> **Directions**
Will you write out all the entries below exactly?

> **Working data**
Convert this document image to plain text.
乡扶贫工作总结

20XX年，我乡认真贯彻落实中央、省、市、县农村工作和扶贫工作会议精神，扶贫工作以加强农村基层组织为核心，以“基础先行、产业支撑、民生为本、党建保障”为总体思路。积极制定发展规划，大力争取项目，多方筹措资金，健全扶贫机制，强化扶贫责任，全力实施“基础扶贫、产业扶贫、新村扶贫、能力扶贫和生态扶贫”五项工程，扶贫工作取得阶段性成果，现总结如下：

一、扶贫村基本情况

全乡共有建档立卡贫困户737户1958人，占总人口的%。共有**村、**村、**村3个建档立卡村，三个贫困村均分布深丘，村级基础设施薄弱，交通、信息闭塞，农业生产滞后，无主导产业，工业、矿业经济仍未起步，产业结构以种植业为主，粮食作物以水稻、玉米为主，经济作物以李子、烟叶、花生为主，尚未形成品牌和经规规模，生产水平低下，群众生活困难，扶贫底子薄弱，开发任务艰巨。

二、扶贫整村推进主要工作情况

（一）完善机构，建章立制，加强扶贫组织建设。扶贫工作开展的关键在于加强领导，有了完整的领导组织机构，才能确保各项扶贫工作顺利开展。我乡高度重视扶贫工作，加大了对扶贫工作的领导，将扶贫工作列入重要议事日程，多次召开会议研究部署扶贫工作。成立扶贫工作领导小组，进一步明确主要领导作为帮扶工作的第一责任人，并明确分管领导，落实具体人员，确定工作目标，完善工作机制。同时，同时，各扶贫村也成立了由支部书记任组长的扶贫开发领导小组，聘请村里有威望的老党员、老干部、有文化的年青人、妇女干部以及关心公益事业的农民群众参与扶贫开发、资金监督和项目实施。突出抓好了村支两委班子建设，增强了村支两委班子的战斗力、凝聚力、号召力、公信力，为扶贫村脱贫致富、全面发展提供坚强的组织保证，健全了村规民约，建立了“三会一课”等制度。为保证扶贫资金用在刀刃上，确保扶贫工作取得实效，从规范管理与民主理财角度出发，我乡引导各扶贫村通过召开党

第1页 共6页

> **Response for this exercise**
Convert this document image to plain text.
乡扶贫工作总结

20XX年，我乡认真贯彻落实中央、省、市、县农村工作和扶贫工作会议精神，扶贫工作以加强农村基层组织为核心，以“基础先行、产业支撑、民生为本、党建保障”为总体思路。积极制定发展规划，大力争取项目，多方筹措资金，健全扶贫机制，强化扶贫责任，全力实施“基础扶贫、产业扶贫、新村扶贫、能力扶贫和生态扶贫”五项工程，扶贫工作取得阶段性成果，现总结如下：

一、扶贫村基本情况

全乡共有建档立卡贫困户737户1958人，占总人口的%。共有**村、**村、**村3个建档立卡村，三个贫困村均分布深丘，村级基础设施薄弱，交通、信息闭塞，农业生产滞后，无主导产业，工业、矿业经济仍未起步，产业结构以种植业为主，粮食作物以水稻、玉米为主，经济作物以李子、烟叶、花生为主，尚未形成品牌和经规规模，生产水平低下，群众生活困难，扶贫底子薄弱，开发任务艰巨。

二、扶贫整村推进主要工作情况

（一）完善机构，建章立制，加强扶贫组织建设。扶贫工作开展的关键在于加强领导，有了完整的领导组织机构，才能确保各项扶贫工作顺利开展。我乡高度重视扶贫工作，加大了对扶贫工作的领导，将扶贫工作列入重要议事日程，多次召开会议研究部署扶贫工作。成立扶贫工作领导小组，进一步明确主要领导作为帮扶工作的第一责任人，并明确分管领导，落实具体人员，确定工作目标，完善工作机制。同时，同时，各扶贫村也成立了由支部书记任组长的扶贫开发领导小组，聘请村里有威望的老党员、老干部、有文化的年青人、妇女干部以及关心公益事业的农民群众参与扶贫开发、资金监督和项目实施。突出抓好了村支两委班子建设，增强了村支两委班子的战斗力、凝聚力、号召力、公信力，为扶贫村脱贫致富、全面发展提供坚强的组织保证，健全了村规民约，建立了“三会一课”等制度。为保证扶贫资金用在刀刃上，确保扶贫工作取得实效，从规范管理与民主理财角度出发，我乡引导各扶贫村通过召开党

第1页 共6页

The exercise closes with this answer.